Sehingga teori yang dipaparkan di atas dapat digunakan sebagai pisau analisa permasalahan yang dibahas.  Dimensi koalisi Pridham digunakan untuk menunjukan bahwa terdapat beberapa faktor dalam suatu proses pembentukan koalisi Pemilukada Purwakarta tahun 2012. Begitupun dalam memahami fenomena koalisi Pemilihan Kepala Daerah Kabupaten Purwakarta 2012. Begitupun teori Teori Minimal Winning Coalitions (disingkat MWC) Riker dan Minimum Connected Winning (MCW) Alexord digunakan untuk melihat bagaimanakah pola koalisi yang terbentuk dalam fenomena Pemilukada Purwakarta tahun 2012.

I.     5  Metode Penelitian
Metode penelitian yang dilakukan adalah penelitian kualitatif yang bertujuan mengambarkan atau melukiskan keadaan subjek dan objek penelitian (seseorang, lembaga, masyarakat dan lain-lain). Yang menjadi objek dalam penelitian ini adalah partai koalisi dalam Pemilukada Purwakarta tahun 2012 yaitu Partai Golongan Karya (Golkar), Partai Demokrasi Indonesia Perjuangan (PDIP), Partai Kebangkitan Bangsa (PKB), Partai Hati Nurani Rakyat (Hanura), Partai Gerakan Indonesia Raya (Gerindra), dan Partai Demokrasi Pembaharuan (PDP).
Lokasi penelitian ini dilaksankan di Kabupaten Purwakartaling. Sedangkan informan dalam penelitian ini diambil dengan cara purposive sampling, di mana kelompok kami memilih informan-informan yang kompeten di bidangnya dan dapat memberikan informasi yang kami butuhkan, di antaranya Ketua DPD Partai Golongan Karya (Golkar), Sekjen DPC Partai Gerakan Indonesia Raya (Gerindra), Ketua DPC Partai Kebangkitan Bangsa (PKB) dan Ketua DPC Partai Demokrasi Indonesia Perjuangan Indonesia (PDIP) Kabupaten Purwakarta. Adapun tenik pengumpulan data dalam penelitian ini adalah wawancara dan dokumentasi



BAB II
PEMBAHASAN
II.  1 Kemenangan Pasangan Dedi Mulyadi dan Dadan Koswara dalam Pemilukada     Purwakarta Tahun 2012.
Komisi Pemilihan Umum Daerah (KPUD) Kabupaten Purwakarta akhirnya telah menetapkan hasil Pemilihan Kepala Daerah (Pilkada) periode 2013-2018. KPUD Purwakarta menyatakan hasil pemilihan bupati dan wakil bupati Purwakarta yang digelar 15 Desember 2012 dimenangkan Dedi Mulyadi dengan Dadan Koswara.

◆ **Tugas**: Teruskan tulisan di atas tentang koalisi partai dalam Pemilukada Purwakarta tahun 2012, dimulai tepat setelah kalimat terakhirnya.

◆ **Data yang Diberikan**:

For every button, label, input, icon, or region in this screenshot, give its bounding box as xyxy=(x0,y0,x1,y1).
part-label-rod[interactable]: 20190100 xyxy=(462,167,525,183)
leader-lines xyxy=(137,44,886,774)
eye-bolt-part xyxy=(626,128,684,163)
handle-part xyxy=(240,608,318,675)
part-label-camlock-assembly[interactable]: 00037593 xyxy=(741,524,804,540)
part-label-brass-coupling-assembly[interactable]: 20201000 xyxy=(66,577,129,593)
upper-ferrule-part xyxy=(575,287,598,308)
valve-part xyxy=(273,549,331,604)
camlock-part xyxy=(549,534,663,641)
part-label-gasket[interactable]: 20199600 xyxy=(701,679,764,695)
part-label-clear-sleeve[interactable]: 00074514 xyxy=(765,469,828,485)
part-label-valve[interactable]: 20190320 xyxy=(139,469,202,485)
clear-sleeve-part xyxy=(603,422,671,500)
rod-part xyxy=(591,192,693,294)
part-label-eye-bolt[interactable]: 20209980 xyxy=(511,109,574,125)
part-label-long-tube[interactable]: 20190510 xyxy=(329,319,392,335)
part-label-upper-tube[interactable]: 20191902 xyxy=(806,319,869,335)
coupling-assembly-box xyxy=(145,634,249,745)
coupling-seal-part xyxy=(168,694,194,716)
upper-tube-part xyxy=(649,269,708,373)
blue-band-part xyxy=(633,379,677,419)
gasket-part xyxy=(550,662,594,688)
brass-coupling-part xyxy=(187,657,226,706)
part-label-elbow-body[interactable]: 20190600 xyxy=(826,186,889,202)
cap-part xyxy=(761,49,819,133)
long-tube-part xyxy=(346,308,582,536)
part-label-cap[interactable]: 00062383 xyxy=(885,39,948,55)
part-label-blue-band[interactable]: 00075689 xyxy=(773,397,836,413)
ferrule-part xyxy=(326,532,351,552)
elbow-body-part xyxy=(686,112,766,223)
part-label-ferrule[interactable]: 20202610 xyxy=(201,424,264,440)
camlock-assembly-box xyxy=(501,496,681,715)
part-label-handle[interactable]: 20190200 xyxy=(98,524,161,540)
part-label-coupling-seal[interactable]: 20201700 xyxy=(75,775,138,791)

◆ **Jawaban**:
Berdasarkan rekapitulasi yang dilakukan, bahwa pasangan yang berada di posisi pertama, yakni pasangan nomor urut dua memperoleh kemenangan telak dengan  meraih suara sebanyak 306.332 suara atau 65,64%. Di posisi kedua, pasangan Dudung B Supardi dengan Yogie Muchamad (Dugi) meraih suara sebanyak 115.699 suara atau 24,79%. Sedangkan, diurutan nomor tiga ditempati pasangan Burhan Fuad dengan Onnie S Sandi dengan total suara 44.646 suara atau 9,57%[10][10]
Kemenanagn pasangan nomor urut dua tersebut tidak terlepas dari popularitas Dedi Mulyadi sebagai seoarang Bupati dimasa sebelumnya. Dimana menurut Direktur Citra Komunikasi LSI, Toto Izul Fatah diungkapkan bahwa kemenangan Dedi berdasarkan hasil quick count disinyalir karena faktor kepopulerannya. Bahkan, ia menyebutkan, faktor koalisi partai yang dilakukannya tidak berpengaruh besar. Di tingkat masyarakat Dedi populer sekitar 98 persen. Dia dikenal masyarakat sekitar 70 persen, dan masyarakat memiliki tingkat kesukaan sekitar 80 persen.[11][11]  Sehingga tingkat popularitas Dedi Mulyadi menjadi sangat penting dalam proses pemilihan umum kepala daerah di Purwakarta pada saat itu.
Seperti diketahui sebanyak tiga pasangan calon bersaing pada pencoblosan di pemilihan kepala daerah (pilkada) Kabupaten Purwakarta tahun 2012 silam yang memeperebutkan kursi Bupati dan Wakil Bupati Kabupaten Purwakarta periode 2013 hingga periode 2018. Adapun tiga pasangan yang akan bertarung sesuai dengan nomor urut, yakni Dudung Bachdar Supardi dengan Yoggie Mochamad, Dedi Mulyadi dengan Dadan Koswara, dan Burhan Fuad dengan Onnie Surono Sandie.

II.2  Faktor-Faktor Pertimbangan Partai Politik dalam Pembentukan Koalisi “Sahate” mendukung Dedi Mulyadi dan Dadan Koswara dalam Pemilukada Purwakarta tahun 2012.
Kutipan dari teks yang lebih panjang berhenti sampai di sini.